- _TASK TO CARRY OUT_: Extract each line bearing the word "document".

[Saved entries]
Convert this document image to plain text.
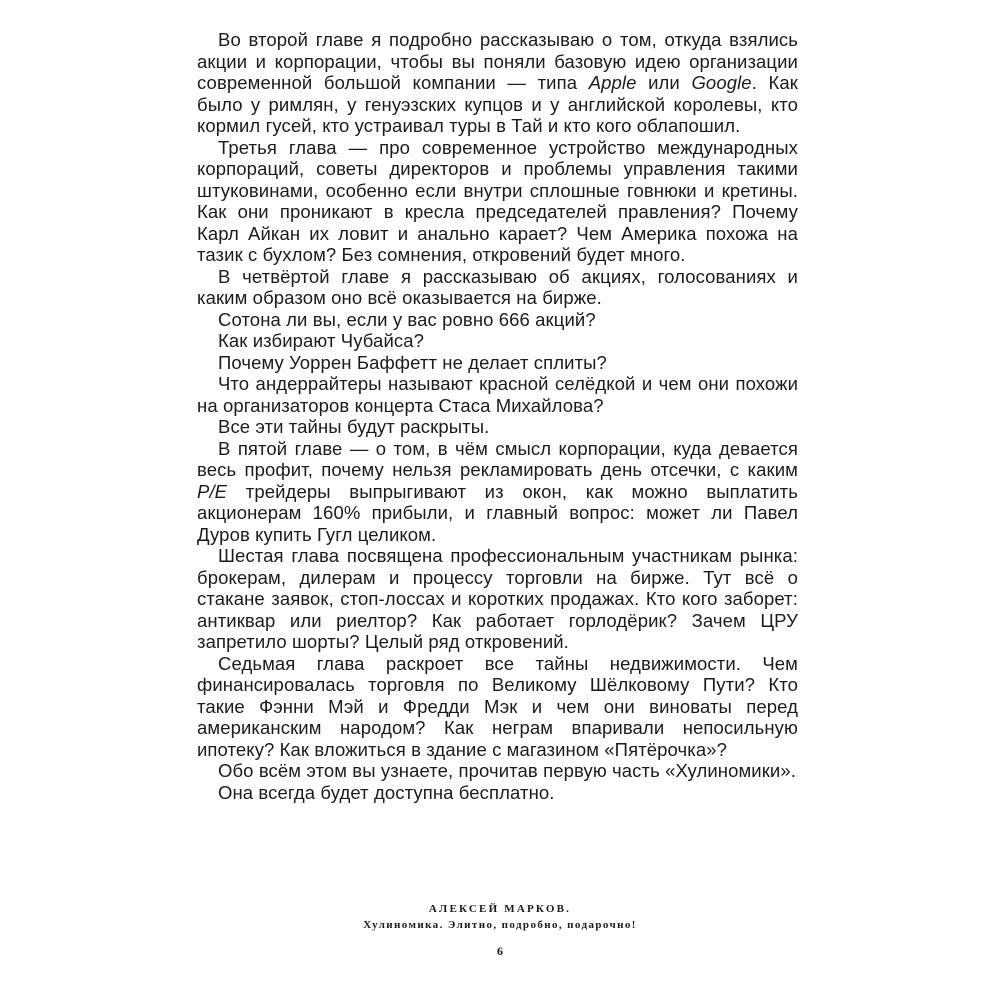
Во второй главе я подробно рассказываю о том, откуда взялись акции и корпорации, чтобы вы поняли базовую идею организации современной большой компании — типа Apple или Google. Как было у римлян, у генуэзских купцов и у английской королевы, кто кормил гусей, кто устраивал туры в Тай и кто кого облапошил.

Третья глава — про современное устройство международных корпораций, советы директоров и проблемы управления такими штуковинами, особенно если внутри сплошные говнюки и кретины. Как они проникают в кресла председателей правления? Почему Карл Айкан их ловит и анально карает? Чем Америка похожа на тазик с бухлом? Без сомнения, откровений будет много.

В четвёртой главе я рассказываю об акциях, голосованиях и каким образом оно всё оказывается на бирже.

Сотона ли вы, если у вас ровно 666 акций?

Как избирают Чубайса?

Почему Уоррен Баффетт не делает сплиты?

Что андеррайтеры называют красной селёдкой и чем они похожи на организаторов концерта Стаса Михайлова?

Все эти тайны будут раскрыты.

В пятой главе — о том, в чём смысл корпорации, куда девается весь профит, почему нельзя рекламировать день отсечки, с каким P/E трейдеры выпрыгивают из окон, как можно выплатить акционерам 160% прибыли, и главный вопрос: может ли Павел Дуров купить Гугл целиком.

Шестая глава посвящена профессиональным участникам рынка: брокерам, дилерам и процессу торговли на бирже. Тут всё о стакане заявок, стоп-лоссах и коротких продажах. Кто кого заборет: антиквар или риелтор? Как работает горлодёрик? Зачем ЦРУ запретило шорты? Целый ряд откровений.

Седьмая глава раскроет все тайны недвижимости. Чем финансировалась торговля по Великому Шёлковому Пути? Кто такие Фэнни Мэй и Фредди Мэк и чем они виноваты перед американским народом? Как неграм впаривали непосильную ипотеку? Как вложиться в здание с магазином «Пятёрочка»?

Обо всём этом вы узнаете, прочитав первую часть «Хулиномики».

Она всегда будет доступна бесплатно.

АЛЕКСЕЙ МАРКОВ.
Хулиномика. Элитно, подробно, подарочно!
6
---
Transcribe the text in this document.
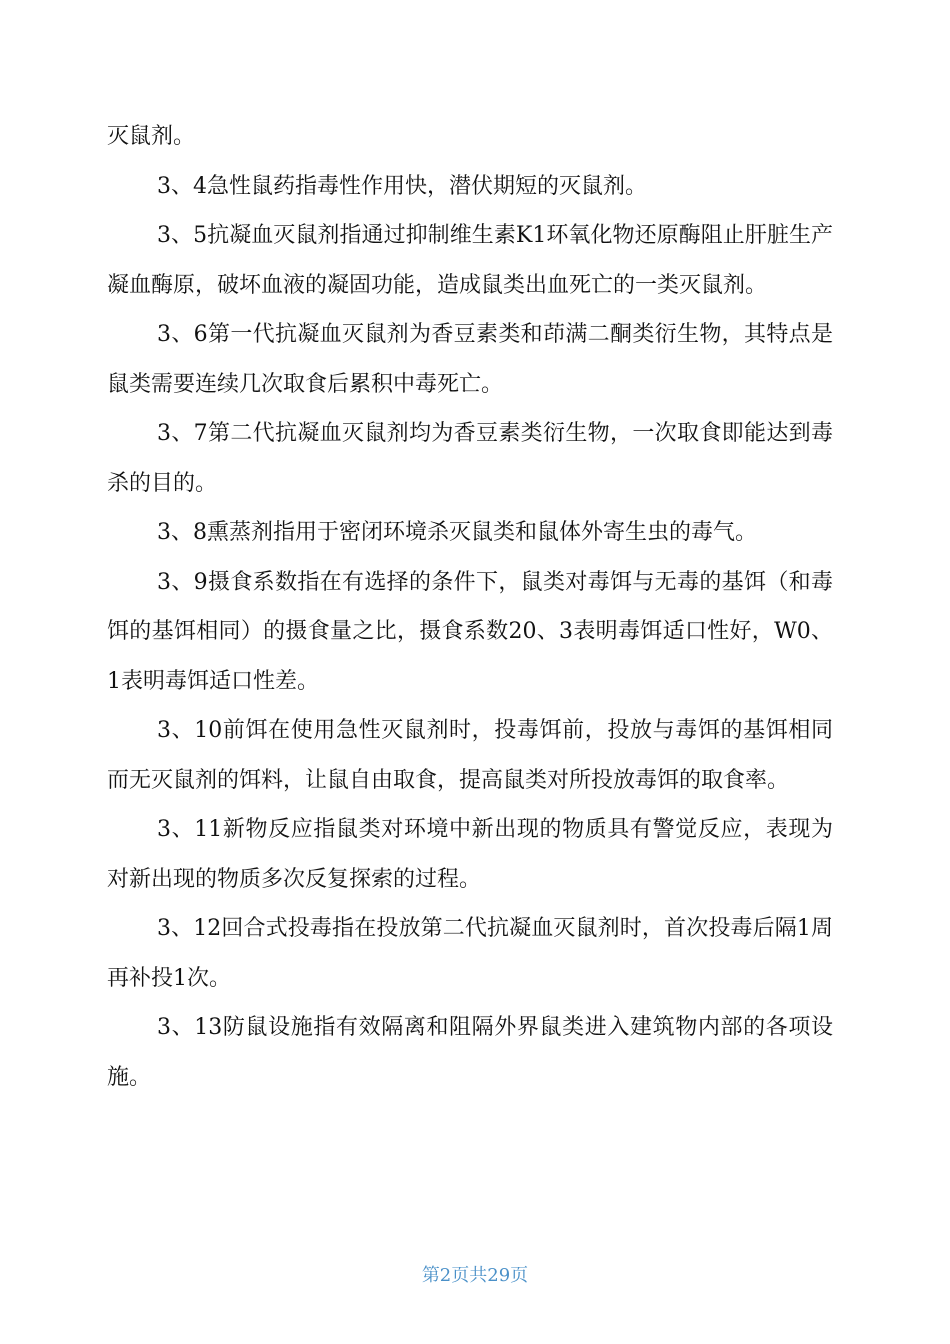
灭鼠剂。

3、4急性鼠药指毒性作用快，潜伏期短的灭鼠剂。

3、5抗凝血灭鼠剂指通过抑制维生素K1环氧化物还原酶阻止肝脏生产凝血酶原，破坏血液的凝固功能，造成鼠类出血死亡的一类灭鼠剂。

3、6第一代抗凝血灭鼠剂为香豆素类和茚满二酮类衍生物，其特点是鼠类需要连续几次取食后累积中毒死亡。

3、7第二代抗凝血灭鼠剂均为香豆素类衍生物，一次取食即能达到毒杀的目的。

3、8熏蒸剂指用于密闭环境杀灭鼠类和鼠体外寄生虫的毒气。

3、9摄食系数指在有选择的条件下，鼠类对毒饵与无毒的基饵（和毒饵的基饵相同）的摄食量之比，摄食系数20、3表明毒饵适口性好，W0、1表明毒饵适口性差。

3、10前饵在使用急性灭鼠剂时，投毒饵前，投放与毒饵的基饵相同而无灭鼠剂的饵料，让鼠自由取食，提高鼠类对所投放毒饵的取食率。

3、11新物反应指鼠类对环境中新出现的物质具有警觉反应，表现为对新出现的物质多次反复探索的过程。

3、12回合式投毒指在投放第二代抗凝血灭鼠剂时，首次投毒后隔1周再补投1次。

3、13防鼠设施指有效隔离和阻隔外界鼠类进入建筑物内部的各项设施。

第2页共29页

- _TASK OUTPUT_:
Convert this document image to plain text.
Transcribe the text in this document.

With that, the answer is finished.